» **TASK STATEMENT**
Read through the records below and copy each line that uses the word "this".

» **STORED ROWS**
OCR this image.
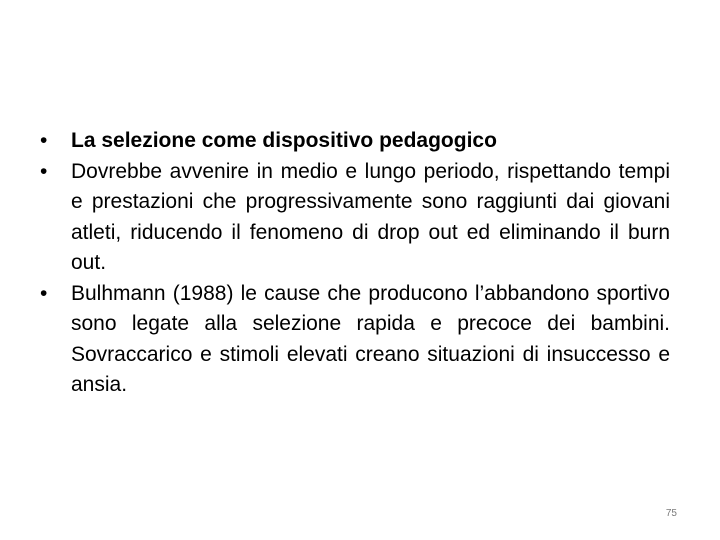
• La selezione come dispositivo pedagogico
• Dovrebbe avvenire in medio e lungo periodo, rispettando tempi e prestazioni che progressivamente sono raggiunti dai giovani atleti, riducendo il fenomeno di drop out ed eliminando il burn out.
• Bulhmann (1988) le cause che producono l’abbandono sportivo sono legate alla selezione rapida e precoce dei bambini. Sovraccarico e stimoli elevati creano situazioni di insuccesso e ansia.
75
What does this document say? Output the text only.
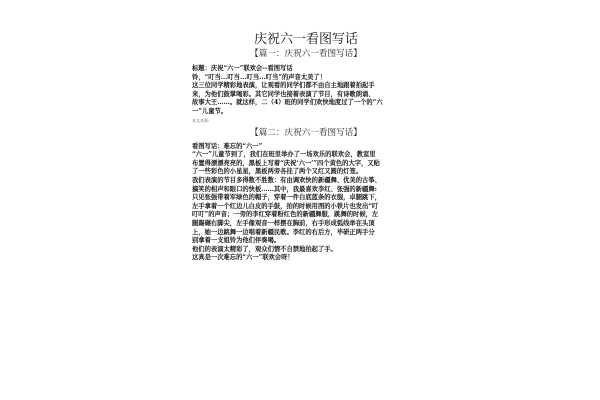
庆祝六一看图写话
【篇一：庆祝六一看图写话】

标题：庆祝“六一”联欢会--看图写话

铃，“叮当...叮当...叮当...叮当”的声音太美了！

这三位同学精彩地表演，让观看的同学们都不由自主地跟着拍起手

来，为他们鼓掌喝彩。其它同学也接着表演了节目，有诗歌朗诵、

故事大王……。就这样，二（4）班的同学们欢快地度过了一个的“六

一”儿童节。

本文来源:
【篇二：庆祝六一看图写话】

看图写话：难忘的“六一”

“六一”儿童节到了，我们在班里举办了一场欢乐的联欢会，教室里

布置得漂漂亮亮的，黑板上写着“庆祝‘六一’”四个黄色的大字，又贴

了一些彩色的小星星，黑板两旁各挂了两个又红又圆的灯笼。

我们表演的节目多得数不胜数：有由调欢快的新疆舞、优美的古筝、

搞笑的相声和眼口的快板……其中，我最喜欢李红、张强的新疆舞:

只见张强带着军绿色的帽子，穿着一件白底蓝条的衣服，卓腿跳下，

左手拿着一个红边儿白皮的手鼓，拍的时候用图的小铁片也发出“叮

叮叮”的声音；一旁的李红穿着粉红色的新疆舞服，跳舞的时候，左

腿踢碾右脚尖，左手像观音一样摆在胸前，右手形成弧线举在头顶

上，她一边跳舞一边唱着新疆民歌。李红的右后方，毕研正两手分

别拿着一支姐铃为他们伴奏喝。

他们的表演太精彩了，观众们情不自禁地拍起了手。

这真是一次难忘的“六一”联欢会呀！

» **TASK SOLUTION**
OCR this image.
What does this document say? Output the text only.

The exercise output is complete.